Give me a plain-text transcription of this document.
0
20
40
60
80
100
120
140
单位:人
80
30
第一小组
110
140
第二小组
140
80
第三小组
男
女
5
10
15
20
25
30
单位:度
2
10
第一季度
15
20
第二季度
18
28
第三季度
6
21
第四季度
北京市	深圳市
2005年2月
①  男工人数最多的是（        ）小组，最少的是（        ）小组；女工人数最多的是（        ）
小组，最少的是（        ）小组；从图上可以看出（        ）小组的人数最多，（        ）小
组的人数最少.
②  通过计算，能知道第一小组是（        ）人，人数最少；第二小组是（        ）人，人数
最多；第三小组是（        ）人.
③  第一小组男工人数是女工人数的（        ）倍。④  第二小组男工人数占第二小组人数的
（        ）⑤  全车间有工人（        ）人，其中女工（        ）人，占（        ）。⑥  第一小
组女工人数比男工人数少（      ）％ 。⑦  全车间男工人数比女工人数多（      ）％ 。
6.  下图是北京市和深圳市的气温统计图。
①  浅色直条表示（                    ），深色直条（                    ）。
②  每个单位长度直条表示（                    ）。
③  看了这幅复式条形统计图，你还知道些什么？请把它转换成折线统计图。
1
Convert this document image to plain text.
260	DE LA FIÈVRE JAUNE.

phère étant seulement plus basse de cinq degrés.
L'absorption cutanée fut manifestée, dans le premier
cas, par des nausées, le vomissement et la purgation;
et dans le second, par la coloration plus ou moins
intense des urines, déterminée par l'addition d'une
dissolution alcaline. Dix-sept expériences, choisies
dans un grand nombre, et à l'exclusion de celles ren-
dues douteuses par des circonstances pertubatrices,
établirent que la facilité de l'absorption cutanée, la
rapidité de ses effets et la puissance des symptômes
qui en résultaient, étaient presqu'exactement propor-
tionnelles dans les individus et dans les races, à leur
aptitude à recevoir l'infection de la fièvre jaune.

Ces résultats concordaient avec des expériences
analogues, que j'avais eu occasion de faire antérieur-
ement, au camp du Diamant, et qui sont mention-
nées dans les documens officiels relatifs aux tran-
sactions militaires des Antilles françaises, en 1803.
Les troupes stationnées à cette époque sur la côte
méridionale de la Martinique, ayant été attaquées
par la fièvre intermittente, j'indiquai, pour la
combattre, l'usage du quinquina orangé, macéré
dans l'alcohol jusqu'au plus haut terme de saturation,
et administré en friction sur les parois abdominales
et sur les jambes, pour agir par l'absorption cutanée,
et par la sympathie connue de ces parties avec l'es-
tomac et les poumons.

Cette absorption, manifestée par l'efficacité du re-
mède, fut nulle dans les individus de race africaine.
------------------------------------------------------------
REQUIRED TASK
In full and verbatim, repeat the records given above.

FULL SOLUTION
Give me a plain-text transcription of this document.
0
20
40
60
80
100
120
140
单位:人
80
30
第一小组
110
140
第二小组
140
80
第三小组
男
女
5
10
15
20
25
30
单位:度
2
10
第一季度
15
20
第二季度
18
28
第三季度
6
21
第四季度
北京市	深圳市
2005年2月
①  男工人数最多的是（        ）小组，最少的是（        ）小组；女工人数最多的是（        ）
小组，最少的是（        ）小组；从图上可以看出（        ）小组的人数最多，（        ）小
组的人数最少.
②  通过计算，能知道第一小组是（        ）人，人数最少；第二小组是（        ）人，人数
最多；第三小组是（        ）人.
③  第一小组男工人数是女工人数的（        ）倍。④  第二小组男工人数占第二小组人数的
（        ）⑤  全车间有工人（        ）人，其中女工（        ）人，占（        ）。⑥  第一小
组女工人数比男工人数少（      ）％ 。⑦  全车间男工人数比女工人数多（      ）％ 。
6.  下图是北京市和深圳市的气温统计图。
①  浅色直条表示（                    ），深色直条（                    ）。
②  每个单位长度直条表示（                    ）。
③  看了这幅复式条形统计图，你还知道些什么？请把它转换成折线统计图。
1
Convert this document image to plain text.
260	DE LA FIÈVRE JAUNE.

phère étant seulement plus basse de cinq degrés.
L'absorption cutanée fut manifestée, dans le premier
cas, par des nausées, le vomissement et la purgation;
et dans le second, par la coloration plus ou moins
intense des urines, déterminée par l'addition d'une
dissolution alcaline. Dix-sept expériences, choisies
dans un grand nombre, et à l'exclusion de celles ren-
dues douteuses par des circonstances pertubatrices,
établirent que la facilité de l'absorption cutanée, la
rapidité de ses effets et la puissance des symptômes
qui en résultaient, étaient presqu'exactement propor-
tionnelles dans les individus et dans les races, à leur
aptitude à recevoir l'infection de la fièvre jaune.

Ces résultats concordaient avec des expériences
analogues, que j'avais eu occasion de faire antérieur-
ement, au camp du Diamant, et qui sont mention-
nées dans les documens officiels relatifs aux tran-
sactions militaires des Antilles françaises, en 1803.
Les troupes stationnées à cette époque sur la côte
méridionale de la Martinique, ayant été attaquées
par la fièvre intermittente, j'indiquai, pour la
combattre, l'usage du quinquina orangé, macéré
dans l'alcohol jusqu'au plus haut terme de saturation,
et administré en friction sur les parois abdominales
et sur les jambes, pour agir par l'absorption cutanée,
et par la sympathie connue de ces parties avec l'es-
tomac et les poumons.

Cette absorption, manifestée par l'efficacité du re-
mède, fut nulle dans les individus de race africaine.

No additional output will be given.